### REQUIRED WORK
Only lines holding the string "时间范围" are wanted; copy each one from the material.

### DATA FOR THIS EXERCISE
'''

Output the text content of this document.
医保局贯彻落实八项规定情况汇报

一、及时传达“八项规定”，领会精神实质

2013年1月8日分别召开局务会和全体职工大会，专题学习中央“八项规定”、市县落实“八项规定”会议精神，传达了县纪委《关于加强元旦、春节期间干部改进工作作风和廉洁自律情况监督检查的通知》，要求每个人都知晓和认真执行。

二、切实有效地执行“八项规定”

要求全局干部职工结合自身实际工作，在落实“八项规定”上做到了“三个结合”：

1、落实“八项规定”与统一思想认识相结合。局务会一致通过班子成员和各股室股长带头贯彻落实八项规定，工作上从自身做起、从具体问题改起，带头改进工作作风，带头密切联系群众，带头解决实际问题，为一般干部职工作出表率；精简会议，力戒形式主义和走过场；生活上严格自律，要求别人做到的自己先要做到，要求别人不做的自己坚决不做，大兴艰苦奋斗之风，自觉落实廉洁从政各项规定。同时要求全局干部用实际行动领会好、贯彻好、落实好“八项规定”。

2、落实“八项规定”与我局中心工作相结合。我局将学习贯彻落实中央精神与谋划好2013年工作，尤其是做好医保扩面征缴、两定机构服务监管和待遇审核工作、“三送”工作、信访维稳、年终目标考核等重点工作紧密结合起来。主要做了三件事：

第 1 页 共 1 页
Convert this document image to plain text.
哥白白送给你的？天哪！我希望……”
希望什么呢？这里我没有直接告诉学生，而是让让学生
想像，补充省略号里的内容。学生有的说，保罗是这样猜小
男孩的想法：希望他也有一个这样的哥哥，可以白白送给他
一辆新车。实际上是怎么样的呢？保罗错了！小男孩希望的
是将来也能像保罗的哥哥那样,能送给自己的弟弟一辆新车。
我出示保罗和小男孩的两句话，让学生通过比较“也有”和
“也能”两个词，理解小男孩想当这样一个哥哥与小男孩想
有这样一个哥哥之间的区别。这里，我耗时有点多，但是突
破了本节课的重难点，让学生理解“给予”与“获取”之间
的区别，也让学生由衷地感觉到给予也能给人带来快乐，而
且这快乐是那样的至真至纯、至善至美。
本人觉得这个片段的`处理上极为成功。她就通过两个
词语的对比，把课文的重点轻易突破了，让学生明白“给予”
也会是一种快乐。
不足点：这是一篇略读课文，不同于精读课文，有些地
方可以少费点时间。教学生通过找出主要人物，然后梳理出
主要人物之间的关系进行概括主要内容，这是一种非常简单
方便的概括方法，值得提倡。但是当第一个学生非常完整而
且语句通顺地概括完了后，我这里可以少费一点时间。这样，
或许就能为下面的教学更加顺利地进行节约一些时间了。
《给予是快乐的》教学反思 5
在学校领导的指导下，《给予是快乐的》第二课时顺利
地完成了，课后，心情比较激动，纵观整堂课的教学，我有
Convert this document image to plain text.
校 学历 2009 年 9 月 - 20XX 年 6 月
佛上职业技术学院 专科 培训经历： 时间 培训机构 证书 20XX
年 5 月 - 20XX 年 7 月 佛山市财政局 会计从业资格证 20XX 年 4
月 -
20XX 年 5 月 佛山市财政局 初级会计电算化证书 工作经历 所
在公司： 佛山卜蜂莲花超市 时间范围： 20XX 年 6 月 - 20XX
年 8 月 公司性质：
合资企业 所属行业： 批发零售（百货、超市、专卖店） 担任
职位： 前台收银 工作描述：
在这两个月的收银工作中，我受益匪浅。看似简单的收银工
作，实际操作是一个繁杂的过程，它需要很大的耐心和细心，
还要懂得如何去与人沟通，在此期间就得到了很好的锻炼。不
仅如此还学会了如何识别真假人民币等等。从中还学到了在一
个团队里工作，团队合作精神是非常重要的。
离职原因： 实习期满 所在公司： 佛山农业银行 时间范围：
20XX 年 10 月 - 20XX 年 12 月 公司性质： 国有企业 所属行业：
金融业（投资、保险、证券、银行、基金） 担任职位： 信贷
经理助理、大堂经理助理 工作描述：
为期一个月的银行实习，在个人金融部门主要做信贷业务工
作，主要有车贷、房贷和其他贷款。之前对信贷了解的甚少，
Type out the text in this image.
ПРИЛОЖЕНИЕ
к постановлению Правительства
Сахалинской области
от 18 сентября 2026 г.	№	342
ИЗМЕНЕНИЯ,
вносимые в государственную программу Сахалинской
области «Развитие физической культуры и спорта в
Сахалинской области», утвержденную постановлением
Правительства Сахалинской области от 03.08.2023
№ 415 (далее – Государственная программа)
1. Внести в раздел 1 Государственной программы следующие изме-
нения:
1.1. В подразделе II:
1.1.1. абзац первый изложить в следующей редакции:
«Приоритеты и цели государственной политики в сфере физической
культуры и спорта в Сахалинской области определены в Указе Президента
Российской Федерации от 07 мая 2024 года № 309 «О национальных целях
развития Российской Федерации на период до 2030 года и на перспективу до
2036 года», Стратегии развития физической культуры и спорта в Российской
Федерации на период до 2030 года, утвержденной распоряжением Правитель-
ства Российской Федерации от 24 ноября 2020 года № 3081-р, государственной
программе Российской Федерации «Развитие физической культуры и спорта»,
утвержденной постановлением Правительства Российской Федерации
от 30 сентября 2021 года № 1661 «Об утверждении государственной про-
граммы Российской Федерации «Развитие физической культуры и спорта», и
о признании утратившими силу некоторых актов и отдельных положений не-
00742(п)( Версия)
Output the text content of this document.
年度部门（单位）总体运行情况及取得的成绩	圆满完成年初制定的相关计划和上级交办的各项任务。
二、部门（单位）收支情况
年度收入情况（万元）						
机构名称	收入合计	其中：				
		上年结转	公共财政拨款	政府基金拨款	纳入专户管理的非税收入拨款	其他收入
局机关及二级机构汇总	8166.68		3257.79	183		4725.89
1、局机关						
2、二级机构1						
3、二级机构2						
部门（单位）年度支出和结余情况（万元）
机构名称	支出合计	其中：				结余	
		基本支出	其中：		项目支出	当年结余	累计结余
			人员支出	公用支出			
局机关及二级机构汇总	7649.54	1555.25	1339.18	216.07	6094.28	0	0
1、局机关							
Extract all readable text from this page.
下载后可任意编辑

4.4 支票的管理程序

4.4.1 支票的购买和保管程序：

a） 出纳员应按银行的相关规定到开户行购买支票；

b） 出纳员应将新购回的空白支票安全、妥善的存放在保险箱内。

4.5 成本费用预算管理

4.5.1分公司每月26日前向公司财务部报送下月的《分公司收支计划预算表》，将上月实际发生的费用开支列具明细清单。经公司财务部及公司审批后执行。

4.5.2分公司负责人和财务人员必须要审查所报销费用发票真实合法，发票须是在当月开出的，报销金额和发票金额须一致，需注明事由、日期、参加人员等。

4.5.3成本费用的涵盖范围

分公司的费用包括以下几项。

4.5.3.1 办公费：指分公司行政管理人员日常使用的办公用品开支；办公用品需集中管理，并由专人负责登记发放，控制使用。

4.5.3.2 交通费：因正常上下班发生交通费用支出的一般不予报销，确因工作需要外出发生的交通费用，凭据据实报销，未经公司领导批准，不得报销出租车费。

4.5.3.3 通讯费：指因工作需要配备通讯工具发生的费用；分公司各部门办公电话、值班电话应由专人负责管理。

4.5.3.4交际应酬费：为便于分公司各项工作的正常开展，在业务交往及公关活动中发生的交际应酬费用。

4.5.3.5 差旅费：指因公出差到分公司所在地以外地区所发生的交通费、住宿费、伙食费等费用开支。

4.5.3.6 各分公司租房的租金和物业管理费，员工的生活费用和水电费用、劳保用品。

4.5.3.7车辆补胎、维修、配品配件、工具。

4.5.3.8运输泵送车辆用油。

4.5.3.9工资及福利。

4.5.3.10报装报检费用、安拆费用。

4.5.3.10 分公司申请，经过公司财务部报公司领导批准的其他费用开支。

'''

### RESULT FOR THIS TASK
在公司： 佛山卜蜂莲花超市 时间范围： 20XX 年 6 月 - 20XX
离职原因： 实习期满 所在公司： 佛山农业银行 时间范围：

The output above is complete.